* [DO THIS]
Wherever a line holds the word "Material", copy that line out.

A block of data:

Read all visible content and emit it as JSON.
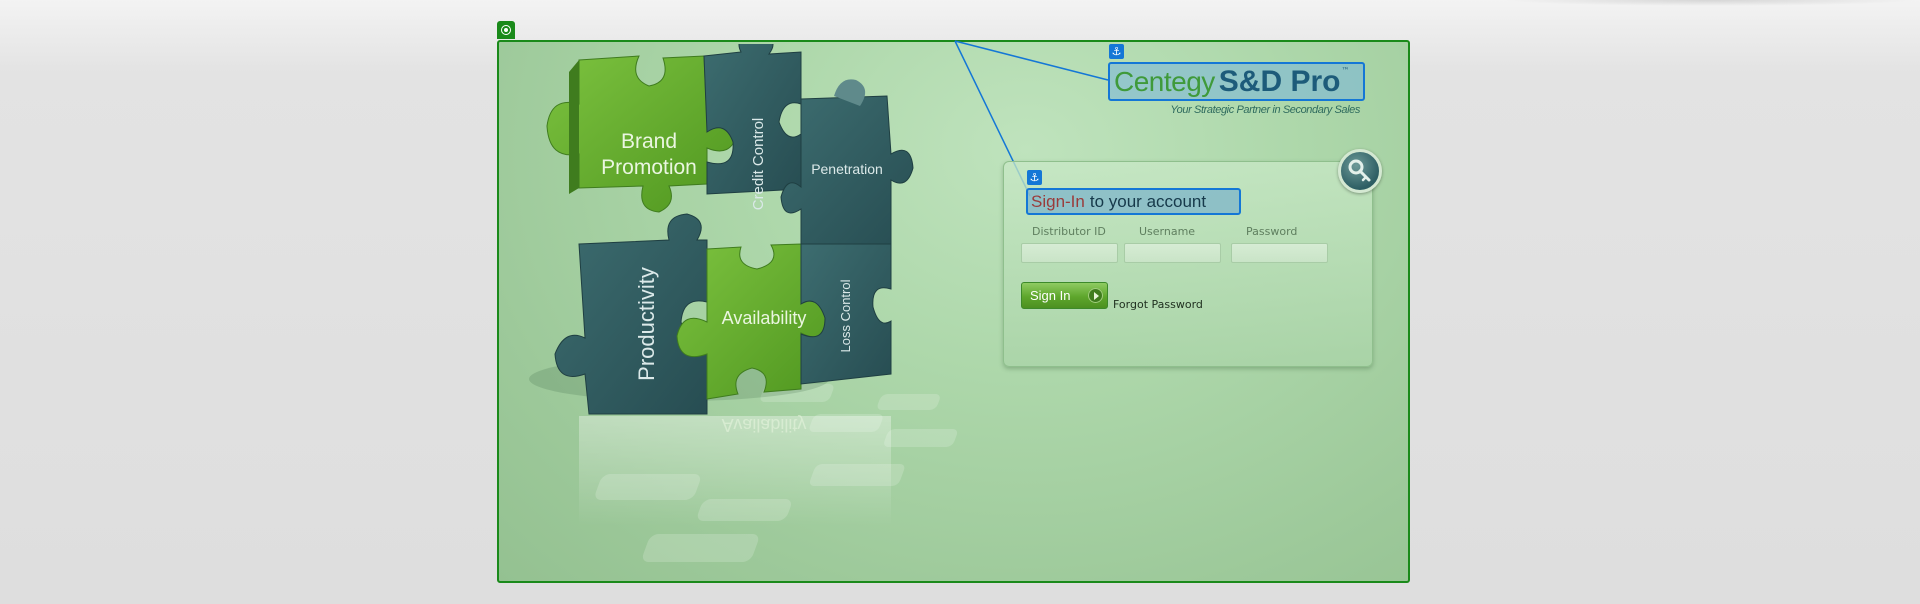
{
  "brand": {
    "name_part1": "Centegy",
    "name_part2": "S&D Pro",
    "trademark": "™",
    "tagline": "Your Strategic Partner in Secondary Sales"
  },
  "login": {
    "heading_highlight": "Sign-In",
    "heading_rest": "to your account",
    "fields": [
      {
        "label": "Distributor ID",
        "value": ""
      },
      {
        "label": "Username",
        "value": ""
      },
      {
        "label": "Password",
        "value": ""
      }
    ],
    "sign_in_button": "Sign In",
    "forgot_password": "Forgot Password"
  },
  "puzzle": {
    "pieces": [
      "Brand",
      "Promotion",
      "Credit Control",
      "Penetration",
      "Productivity",
      "Availability",
      "Loss Control"
    ]
  },
  "icons": {
    "frame_handle": "target-icon",
    "anchor": "anchor-icon",
    "key": "key-icon",
    "button_arrow": "play-arrow-icon"
  },
  "colors": {
    "frame_border": "#1a8a1a",
    "selection_blue": "#1477d6",
    "brand_green": "#3f9a3a",
    "brand_blue": "#1d5b7a",
    "piece_green": "#5ea62c",
    "piece_teal": "#2f5a5e"
  }
}
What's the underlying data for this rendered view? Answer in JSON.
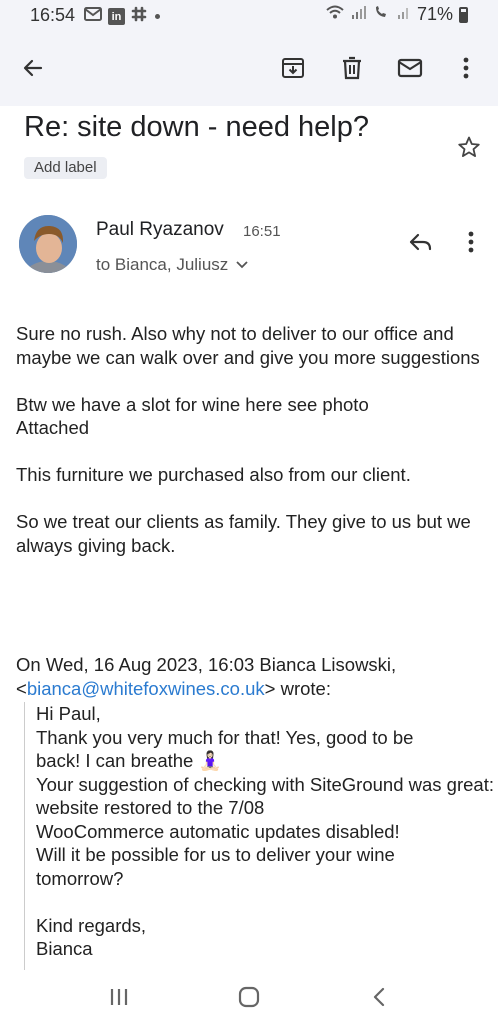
{
  "status_bar": {
    "time": "16:54",
    "battery": "71%",
    "notification_icons": [
      "gmail-icon",
      "linkedin-icon",
      "slack-icon"
    ]
  },
  "app_bar": {
    "back": "back-icon",
    "actions": [
      "archive-icon",
      "delete-icon",
      "mark-unread-icon",
      "more-vert-icon"
    ]
  },
  "email": {
    "subject": "Re: site down - need help?",
    "label_button": "Add label",
    "sender": "Paul Ryazanov",
    "time": "16:51",
    "recipients": "to Bianca, Juliusz",
    "body": [
      "Sure no rush. Also why not to deliver to our office and maybe we can walk over and give you more suggestions",
      "Btw we have a slot for wine here see photo Attached",
      "This furniture we purchased also from our client.",
      "So we treat our clients as family. They give to us but we always giving back."
    ],
    "quote_header_prefix": "On Wed, 16 Aug 2023, 16:03 Bianca Lisowski,",
    "quote_email_open": "<",
    "quote_email": "bianca@whitefoxwines.co.uk",
    "quote_email_close": "> wrote:",
    "quote_lines": [
      "Hi Paul,",
      "Thank you very much for that! Yes, good to be back! I can breathe 🧘🏻‍♀️",
      "Your suggestion of checking with SiteGround was great: website restored to the 7/08",
      "WooCommerce automatic updates disabled!",
      "Will it be possible for us to deliver your wine tomorrow?",
      "",
      "Kind regards,",
      "Bianca"
    ]
  },
  "nav_bar": [
    "recent-apps-icon",
    "home-icon",
    "back-nav-icon"
  ]
}
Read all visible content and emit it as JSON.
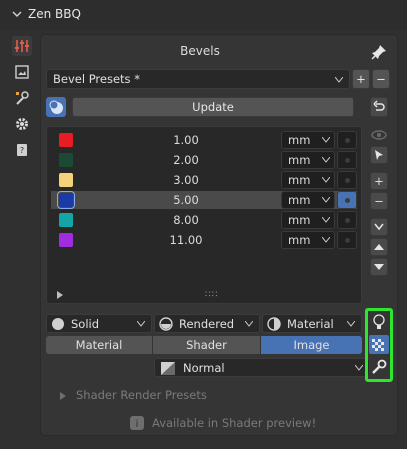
{
  "header": {
    "title": "Zen BBQ"
  },
  "panel": {
    "title": "Bevels",
    "presets_label": "Bevel Presets *",
    "update_label": "Update"
  },
  "rows": [
    {
      "color": "#e81c23",
      "value": "1.00",
      "unit": "mm",
      "selected": false
    },
    {
      "color": "#1b4a34",
      "value": "2.00",
      "unit": "mm",
      "selected": false
    },
    {
      "color": "#f5d27a",
      "value": "3.00",
      "unit": "mm",
      "selected": false
    },
    {
      "color": "#1a3aa8",
      "value": "5.00",
      "unit": "mm",
      "selected": true
    },
    {
      "color": "#12a6a6",
      "value": "8.00",
      "unit": "mm",
      "selected": false
    },
    {
      "color": "#a22ce0",
      "value": "11.00",
      "unit": "mm",
      "selected": false
    }
  ],
  "display": {
    "solid": "Solid",
    "rendered": "Rendered",
    "material": "Material"
  },
  "tabs": {
    "material": "Material",
    "shader": "Shader",
    "image": "Image",
    "active": "Image"
  },
  "blend": {
    "value": "Normal"
  },
  "shader_presets": {
    "label": "Shader Render Presets",
    "note": "Available in Shader preview!"
  },
  "colors": {
    "accent": "#4772b3",
    "highlight": "#2ee62e"
  }
}
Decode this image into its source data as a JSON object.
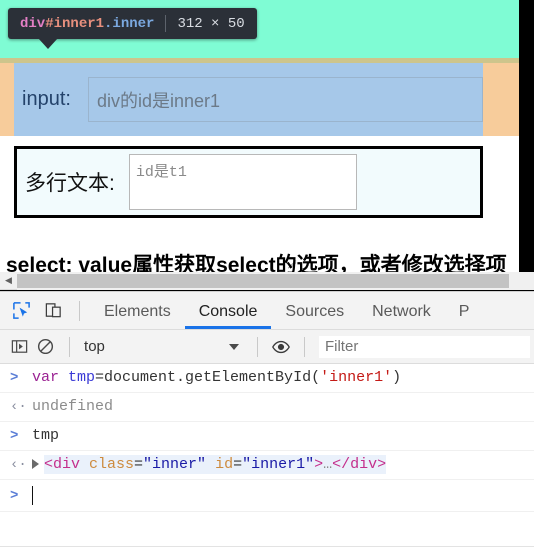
{
  "inspector_tooltip": {
    "tag": "div",
    "id": "#inner1",
    "class": ".inner",
    "dimensions": "312 × 50",
    "background_color": "#2b3038"
  },
  "page": {
    "background_color": "#7ffcd4",
    "highlight_content_color": "#a6c8e9",
    "highlight_padding_color": "#f7cc9b",
    "input_row": {
      "label": "input:",
      "value": "div的id是inner1",
      "placeholder": "div的id是inner1"
    },
    "textarea_row": {
      "label": "多行文本:",
      "value": "id是t1",
      "placeholder": "id是t1",
      "resize_handle": "resize-handle-icon"
    },
    "select_caption": "select: value属性获取select的选项，或者修改选择项"
  },
  "scrollbar": {
    "left_arrow": "chevron-left-icon"
  },
  "devtools": {
    "toolbar": {
      "inspect_icon": "inspect-element-icon",
      "device_toggle_icon": "device-toolbar-icon"
    },
    "tabs": [
      {
        "label": "Elements",
        "active": false
      },
      {
        "label": "Console",
        "active": true
      },
      {
        "label": "Sources",
        "active": false
      },
      {
        "label": "Network",
        "active": false
      },
      {
        "label": "P",
        "active": false
      }
    ],
    "active_tab_accent": "#1a73e8",
    "console_toolbar": {
      "sidebar_icon": "console-sidebar-icon",
      "clear_icon": "clear-console-icon",
      "context": "top",
      "context_caret": "chevron-down-icon",
      "eye_icon": "live-expression-icon",
      "filter_placeholder": "Filter"
    },
    "console_rows": [
      {
        "kind": "input",
        "gutter": ">",
        "tokens": [
          {
            "text": "var ",
            "cls": "tok-kw"
          },
          {
            "text": "tmp",
            "cls": "tok-var"
          },
          {
            "text": "=document.getElementById(",
            "cls": "tok-plain"
          },
          {
            "text": "'inner1'",
            "cls": "tok-str"
          },
          {
            "text": ")",
            "cls": "tok-plain"
          }
        ]
      },
      {
        "kind": "output",
        "gutter": "‹·",
        "tokens": [
          {
            "text": "undefined",
            "cls": "tok-gray"
          }
        ]
      },
      {
        "kind": "input",
        "gutter": ">",
        "tokens": [
          {
            "text": "tmp",
            "cls": "tok-plain"
          }
        ]
      },
      {
        "kind": "output-dom",
        "gutter": "‹·",
        "expander": "expand-triangle-icon",
        "tokens": [
          {
            "text": "<div",
            "cls": "tok-tag"
          },
          {
            "text": " class",
            "cls": "tok-attr"
          },
          {
            "text": "=",
            "cls": "tok-plain"
          },
          {
            "text": "\"inner\"",
            "cls": "tok-val"
          },
          {
            "text": " id",
            "cls": "tok-attr"
          },
          {
            "text": "=",
            "cls": "tok-plain"
          },
          {
            "text": "\"inner1\"",
            "cls": "tok-val"
          },
          {
            "text": ">",
            "cls": "tok-tag"
          },
          {
            "text": "…",
            "cls": "tok-gray"
          },
          {
            "text": "</div>",
            "cls": "tok-tag"
          }
        ]
      }
    ],
    "prompt": {
      "gutter": ">",
      "value": ""
    }
  }
}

* [EXERCISE RESULT]
    "material": "Material"
    "material": "Material",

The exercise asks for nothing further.